Exercise description:
Turn the entries below into a Markdown table with two columns, Row and Line. Put each non-blank line in its own numbered row, and leave out the pictures.

━━━━━━━━━━━━━━━━━━━━

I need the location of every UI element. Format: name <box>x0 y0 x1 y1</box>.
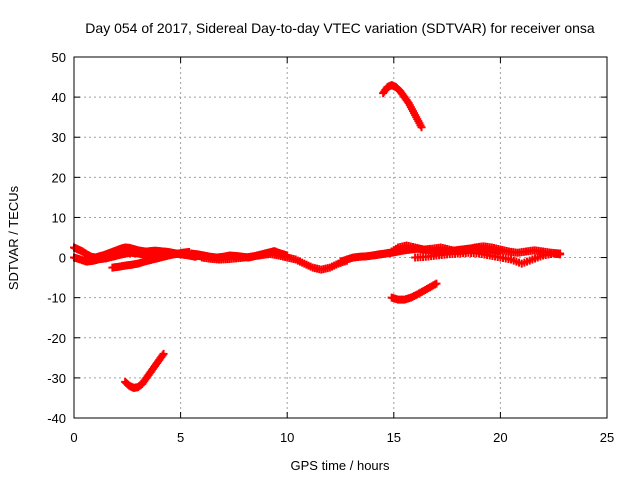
x-tick-label: 15 <box>387 430 401 445</box>
y-tick-label: 10 <box>52 210 66 225</box>
x-axis-label: GPS time / hours <box>291 458 390 473</box>
y-tick-label: -10 <box>47 291 66 306</box>
data-point <box>158 351 167 360</box>
data-point <box>159 349 168 358</box>
x-tick-label: 25 <box>600 430 614 445</box>
data-point <box>556 250 565 259</box>
y-tick-label: -40 <box>47 411 66 426</box>
y-tick-label: 40 <box>52 90 66 105</box>
y-axis-label: SDTVAR / TECUs <box>6 185 21 290</box>
plot-frame <box>73 56 608 419</box>
data-point <box>432 279 441 288</box>
x-tick-label: 5 <box>177 430 184 445</box>
data-point <box>417 123 426 132</box>
series-arc-J <box>379 81 426 132</box>
x-tick-label: 10 <box>280 430 294 445</box>
y-tick-label: 0 <box>59 251 66 266</box>
y-tick-label: 50 <box>52 50 66 65</box>
tick-labels: 0 5 10 15 20 25 -40 -30 -20 -10 0 10 20 30 40 50 <box>47 50 614 445</box>
series-arc-K <box>387 279 441 304</box>
y-tick-label: -20 <box>47 331 66 346</box>
series-arc-H <box>411 248 565 268</box>
y-tick-label: 20 <box>52 170 66 185</box>
series-arc-I <box>121 349 168 392</box>
y-tick-label: 30 <box>52 130 66 145</box>
data-markers <box>70 81 565 392</box>
x-tick-label: 0 <box>70 430 77 445</box>
x-tick-label: 20 <box>493 430 507 445</box>
series-arc-C <box>108 247 194 272</box>
chart-title: Day 054 of 2017, Sidereal Day-to-day VTE… <box>85 20 595 36</box>
grid <box>74 57 607 418</box>
y-tick-label: -30 <box>47 371 66 386</box>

━━━━━━━━━━━━━━━━━━━━

Exercise solution:
| Row | Line |
|---|---|
| 1 | I need the location of every UI element. Format: name <box>x0 y0 x1 y1</box>. |
| 2 | x-tick-label: 15 <box>387 430 401 445</box> |
| 3 | y-tick-label: 10 <box>52 210 66 225</box> |
| 4 | x-axis-label: GPS time / hours <box>291 458 390 473</box> |
| 5 | y-tick-label: -10 <box>47 291 66 306</box> |
| 6 | data-point <box>158 351 167 360</box> |
| 7 | data-point <box>159 349 168 358</box> |
| 8 | x-tick-label: 25 <box>600 430 614 445</box> |
| 9 | data-point <box>556 250 565 259</box> |
| 10 | y-tick-label: -40 <box>47 411 66 426</box> |
| 11 | y-tick-label: 40 <box>52 90 66 105</box> |
| 12 | y-axis-label: SDTVAR / TECUs <box>6 185 21 290</box> |
| 13 | plot-frame <box>73 56 608 419</box> |
| 14 | data-point <box>432 279 441 288</box> |
| 15 | x-tick-label: 5 <box>177 430 184 445</box> |
| 16 | data-point <box>417 123 426 132</box> |
| 17 | series-arc-J <box>379 81 426 132</box> |
| 18 | x-tick-label: 10 <box>280 430 294 445</box> |
| 19 | y-tick-label: 0 <box>59 251 66 266</box> |
| 20 | y-tick-label: 50 <box>52 50 66 65</box> |
| 21 | tick-labels: 0 5 10 15 20 25 -40 -30 -20 -10 0 10 20 30 40 50 <box>47 50 614 445</box> |
| 22 | series-arc-K <box>387 279 441 304</box> |
| 23 | y-tick-label: -20 <box>47 331 66 346</box> |
| 24 | series-arc-H <box>411 248 565 268</box> |
| 25 | y-tick-label: 20 <box>52 170 66 185</box> |
| 26 | series-arc-I <box>121 349 168 392</box> |
| 27 | y-tick-label: 30 <box>52 130 66 145</box> |
| 28 | data-markers <box>70 81 565 392</box> |
| 29 | x-tick-label: 0 <box>70 430 77 445</box> |
| 30 | x-tick-label: 20 <box>493 430 507 445</box> |
| 31 | series-arc-C <box>108 247 194 272</box> |
| 32 | chart-title: Day 054 of 2017, Sidereal Day-to-day VTE… <box>85 20 595 36</box> |
| 33 | grid <box>74 57 607 418</box> |
| 34 | y-tick-label: -30 <box>47 371 66 386</box> |